▶ What needs to be done:
Write the material out again in full, word for word. Do not include the pictures.

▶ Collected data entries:
──────

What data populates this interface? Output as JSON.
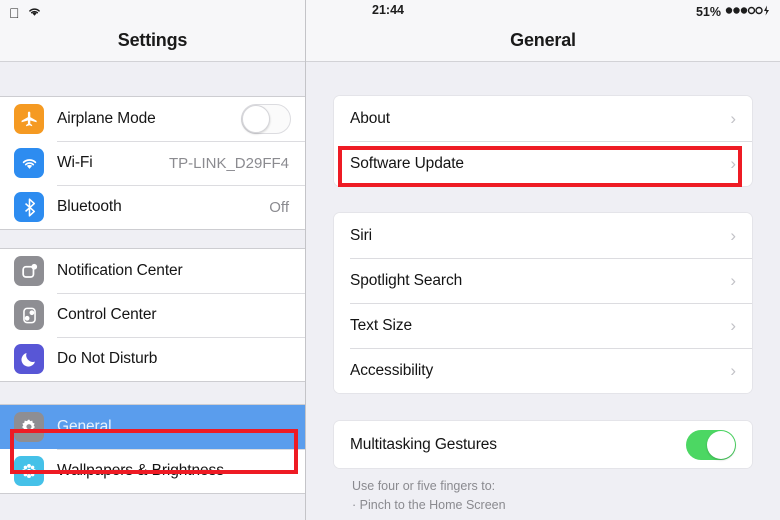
{
  "status_bar": {
    "apple_logo": "apple-logo-icon",
    "wifi_icon": "wifi-signal-icon",
    "time": "21:44",
    "battery_percent": "51%",
    "battery_icon": "battery-indicator-icon"
  },
  "sidebar": {
    "title": "Settings",
    "groups": [
      {
        "items": [
          {
            "label": "Airplane Mode",
            "icon": "airplane-icon",
            "icon_color": "#f59a22",
            "control": "toggle",
            "toggle_on": false
          },
          {
            "label": "Wi-Fi",
            "icon": "wifi-icon",
            "icon_color": "#2d8cf0",
            "control": "value",
            "value": "TP-LINK_D29FF4"
          },
          {
            "label": "Bluetooth",
            "icon": "bluetooth-icon",
            "icon_color": "#2d8cf0",
            "control": "value",
            "value": "Off"
          }
        ]
      },
      {
        "items": [
          {
            "label": "Notification Center",
            "icon": "notification-center-icon",
            "icon_color": "#8e8e93",
            "control": "none"
          },
          {
            "label": "Control Center",
            "icon": "control-center-icon",
            "icon_color": "#8e8e93",
            "control": "none"
          },
          {
            "label": "Do Not Disturb",
            "icon": "moon-icon",
            "icon_color": "#5856d6",
            "control": "none"
          }
        ]
      },
      {
        "items": [
          {
            "label": "General",
            "icon": "gear-icon",
            "icon_color": "#8e8e93",
            "control": "none",
            "selected": true
          },
          {
            "label": "Wallpapers & Brightness",
            "icon": "wallpaper-flower-icon",
            "icon_color": "#45c1e8",
            "control": "none"
          }
        ]
      }
    ],
    "selected_item": "General",
    "selection_color": "#5a9ded"
  },
  "detail": {
    "title": "General",
    "groups": [
      {
        "rows": [
          {
            "label": "About",
            "accessory": "chevron-right-icon"
          },
          {
            "label": "Software Update",
            "accessory": "chevron-right-icon",
            "annotated": true
          }
        ]
      },
      {
        "rows": [
          {
            "label": "Siri",
            "accessory": "chevron-right-icon"
          },
          {
            "label": "Spotlight Search",
            "accessory": "chevron-right-icon"
          },
          {
            "label": "Text Size",
            "accessory": "chevron-right-icon"
          },
          {
            "label": "Accessibility",
            "accessory": "chevron-right-icon"
          }
        ]
      },
      {
        "rows": [
          {
            "label": "Multitasking Gestures",
            "accessory": "toggle",
            "toggle_on": true
          }
        ],
        "footer_lines": [
          "Use four or five fingers to:",
          "· Pinch to the Home Screen"
        ]
      }
    ]
  },
  "annotations": {
    "highlight_color": "#ee1b24",
    "boxes": [
      {
        "target": "software-update-row"
      },
      {
        "target": "sidebar-item-general"
      }
    ]
  }
}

──────

▶ Solution for this problem:
What data populates this interface? Output as JSON.
{
  "status_bar": {
    "apple_logo": "apple-logo-icon",
    "wifi_icon": "wifi-signal-icon",
    "time": "21:44",
    "battery_percent": "51%",
    "battery_icon": "battery-indicator-icon"
  },
  "sidebar": {
    "title": "Settings",
    "groups": [
      {
        "items": [
          {
            "label": "Airplane Mode",
            "icon": "airplane-icon",
            "icon_color": "#f59a22",
            "control": "toggle",
            "toggle_on": false
          },
          {
            "label": "Wi-Fi",
            "icon": "wifi-icon",
            "icon_color": "#2d8cf0",
            "control": "value",
            "value": "TP-LINK_D29FF4"
          },
          {
            "label": "Bluetooth",
            "icon": "bluetooth-icon",
            "icon_color": "#2d8cf0",
            "control": "value",
            "value": "Off"
          }
        ]
      },
      {
        "items": [
          {
            "label": "Notification Center",
            "icon": "notification-center-icon",
            "icon_color": "#8e8e93",
            "control": "none"
          },
          {
            "label": "Control Center",
            "icon": "control-center-icon",
            "icon_color": "#8e8e93",
            "control": "none"
          },
          {
            "label": "Do Not Disturb",
            "icon": "moon-icon",
            "icon_color": "#5856d6",
            "control": "none"
          }
        ]
      },
      {
        "items": [
          {
            "label": "General",
            "icon": "gear-icon",
            "icon_color": "#8e8e93",
            "control": "none",
            "selected": true
          },
          {
            "label": "Wallpapers & Brightness",
            "icon": "wallpaper-flower-icon",
            "icon_color": "#45c1e8",
            "control": "none"
          }
        ]
      }
    ],
    "selected_item": "General",
    "selection_color": "#5a9ded"
  },
  "detail": {
    "title": "General",
    "groups": [
      {
        "rows": [
          {
            "label": "About",
            "accessory": "chevron-right-icon"
          },
          {
            "label": "Software Update",
            "accessory": "chevron-right-icon",
            "annotated": true
          }
        ]
      },
      {
        "rows": [
          {
            "label": "Siri",
            "accessory": "chevron-right-icon"
          },
          {
            "label": "Spotlight Search",
            "accessory": "chevron-right-icon"
          },
          {
            "label": "Text Size",
            "accessory": "chevron-right-icon"
          },
          {
            "label": "Accessibility",
            "accessory": "chevron-right-icon"
          }
        ]
      },
      {
        "rows": [
          {
            "label": "Multitasking Gestures",
            "accessory": "toggle",
            "toggle_on": true
          }
        ],
        "footer_lines": [
          "Use four or five fingers to:",
          "· Pinch to the Home Screen"
        ]
      }
    ]
  },
  "annotations": {
    "highlight_color": "#ee1b24",
    "boxes": [
      {
        "target": "software-update-row"
      },
      {
        "target": "sidebar-item-general"
      }
    ]
  }
}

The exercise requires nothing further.